* **OBJECTIVE**:
Repeat the records below exactly, leaving out any pictures.

* **PROVIDED RECORDS**:

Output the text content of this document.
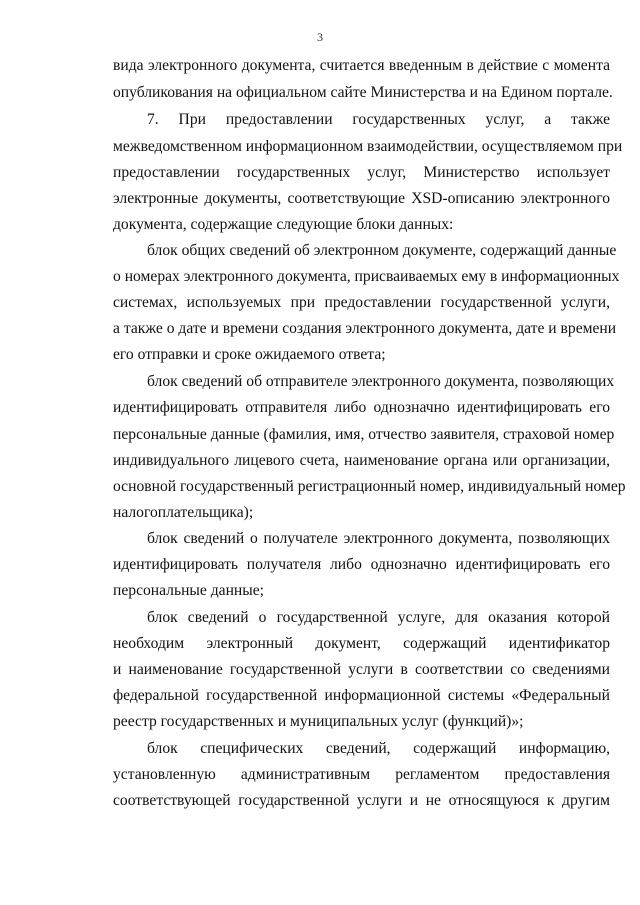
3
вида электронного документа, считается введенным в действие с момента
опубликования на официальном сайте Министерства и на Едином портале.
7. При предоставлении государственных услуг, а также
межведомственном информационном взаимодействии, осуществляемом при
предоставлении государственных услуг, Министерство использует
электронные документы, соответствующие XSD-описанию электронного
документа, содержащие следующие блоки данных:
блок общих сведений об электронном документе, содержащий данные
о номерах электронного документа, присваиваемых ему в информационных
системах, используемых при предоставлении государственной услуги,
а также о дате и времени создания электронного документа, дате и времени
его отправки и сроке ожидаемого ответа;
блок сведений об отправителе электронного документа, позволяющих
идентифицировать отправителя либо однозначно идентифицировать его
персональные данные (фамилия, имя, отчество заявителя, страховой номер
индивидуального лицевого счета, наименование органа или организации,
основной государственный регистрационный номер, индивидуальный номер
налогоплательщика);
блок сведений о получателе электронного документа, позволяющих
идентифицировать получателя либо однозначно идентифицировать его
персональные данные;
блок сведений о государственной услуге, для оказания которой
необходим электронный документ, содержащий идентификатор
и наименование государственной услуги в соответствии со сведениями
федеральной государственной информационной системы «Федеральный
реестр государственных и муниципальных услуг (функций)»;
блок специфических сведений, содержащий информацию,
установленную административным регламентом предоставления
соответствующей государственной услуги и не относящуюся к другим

* **COMPLETED TASK**:
Output the text content of this document.
3
вида электронного документа, считается введенным в действие с момента
опубликования на официальном сайте Министерства и на Едином портале.
7. При предоставлении государственных услуг, а также
межведомственном информационном взаимодействии, осуществляемом при
предоставлении государственных услуг, Министерство использует
электронные документы, соответствующие XSD-описанию электронного
документа, содержащие следующие блоки данных:
блок общих сведений об электронном документе, содержащий данные
о номерах электронного документа, присваиваемых ему в информационных
системах, используемых при предоставлении государственной услуги,
а также о дате и времени создания электронного документа, дате и времени
его отправки и сроке ожидаемого ответа;
блок сведений об отправителе электронного документа, позволяющих
идентифицировать отправителя либо однозначно идентифицировать его
персональные данные (фамилия, имя, отчество заявителя, страховой номер
индивидуального лицевого счета, наименование органа или организации,
основной государственный регистрационный номер, индивидуальный номер
налогоплательщика);
блок сведений о получателе электронного документа, позволяющих
идентифицировать получателя либо однозначно идентифицировать его
персональные данные;
блок сведений о государственной услуге, для оказания которой
необходим электронный документ, содержащий идентификатор
и наименование государственной услуги в соответствии со сведениями
федеральной государственной информационной системы «Федеральный
реестр государственных и муниципальных услуг (функций)»;
блок специфических сведений, содержащий информацию,
установленную административным регламентом предоставления
соответствующей государственной услуги и не относящуюся к другим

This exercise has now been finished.